[Set problem] The records should be written out in full, with nothing altered.

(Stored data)
========================================================================
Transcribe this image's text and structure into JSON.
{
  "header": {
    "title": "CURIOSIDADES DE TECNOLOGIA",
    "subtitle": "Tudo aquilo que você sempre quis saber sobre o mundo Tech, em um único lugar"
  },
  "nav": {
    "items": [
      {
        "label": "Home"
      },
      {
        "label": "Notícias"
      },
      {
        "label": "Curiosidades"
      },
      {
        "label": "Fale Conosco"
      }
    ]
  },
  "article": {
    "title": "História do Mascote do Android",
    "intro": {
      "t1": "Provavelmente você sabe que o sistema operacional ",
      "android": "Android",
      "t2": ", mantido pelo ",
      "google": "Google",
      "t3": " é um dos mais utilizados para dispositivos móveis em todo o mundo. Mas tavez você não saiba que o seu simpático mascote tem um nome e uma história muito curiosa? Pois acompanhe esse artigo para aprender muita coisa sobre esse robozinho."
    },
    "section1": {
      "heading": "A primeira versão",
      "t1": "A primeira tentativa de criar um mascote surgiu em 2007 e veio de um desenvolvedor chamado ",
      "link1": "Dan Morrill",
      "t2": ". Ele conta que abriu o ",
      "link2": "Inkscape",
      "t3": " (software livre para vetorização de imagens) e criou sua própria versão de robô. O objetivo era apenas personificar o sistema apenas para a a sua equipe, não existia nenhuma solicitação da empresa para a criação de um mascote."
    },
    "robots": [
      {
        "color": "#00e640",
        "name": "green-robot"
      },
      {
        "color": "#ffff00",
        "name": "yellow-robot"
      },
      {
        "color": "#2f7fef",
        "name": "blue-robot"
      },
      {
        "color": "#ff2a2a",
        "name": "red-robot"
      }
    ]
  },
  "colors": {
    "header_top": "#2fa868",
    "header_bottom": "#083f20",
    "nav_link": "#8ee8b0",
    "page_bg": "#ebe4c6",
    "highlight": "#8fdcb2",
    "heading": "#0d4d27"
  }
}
========================================================================
[Answer below]
Transcribe this image's text and structure into JSON.
{
  "header": {
    "title": "CURIOSIDADES DE TECNOLOGIA",
    "subtitle": "Tudo aquilo que você sempre quis saber sobre o mundo Tech, em um único lugar"
  },
  "nav": {
    "items": [
      {
        "label": "Home"
      },
      {
        "label": "Notícias"
      },
      {
        "label": "Curiosidades"
      },
      {
        "label": "Fale Conosco"
      }
    ]
  },
  "article": {
    "title": "História do Mascote do Android",
    "intro": {
      "t1": "Provavelmente você sabe que o sistema operacional ",
      "android": "Android",
      "t2": ", mantido pelo ",
      "google": "Google",
      "t3": " é um dos mais utilizados para dispositivos móveis em todo o mundo. Mas tavez você não saiba que o seu simpático mascote tem um nome e uma história muito curiosa? Pois acompanhe esse artigo para aprender muita coisa sobre esse robozinho."
    },
    "section1": {
      "heading": "A primeira versão",
      "t1": "A primeira tentativa de criar um mascote surgiu em 2007 e veio de um desenvolvedor chamado ",
      "link1": "Dan Morrill",
      "t2": ". Ele conta que abriu o ",
      "link2": "Inkscape",
      "t3": " (software livre para vetorização de imagens) e criou sua própria versão de robô. O objetivo era apenas personificar o sistema apenas para a a sua equipe, não existia nenhuma solicitação da empresa para a criação de um mascote."
    },
    "robots": [
      {
        "color": "#00e640",
        "name": "green-robot"
      },
      {
        "color": "#ffff00",
        "name": "yellow-robot"
      },
      {
        "color": "#2f7fef",
        "name": "blue-robot"
      },
      {
        "color": "#ff2a2a",
        "name": "red-robot"
      }
    ]
  },
  "colors": {
    "header_top": "#2fa868",
    "header_bottom": "#083f20",
    "nav_link": "#8ee8b0",
    "page_bg": "#ebe4c6",
    "highlight": "#8fdcb2",
    "heading": "#0d4d27"
  }
}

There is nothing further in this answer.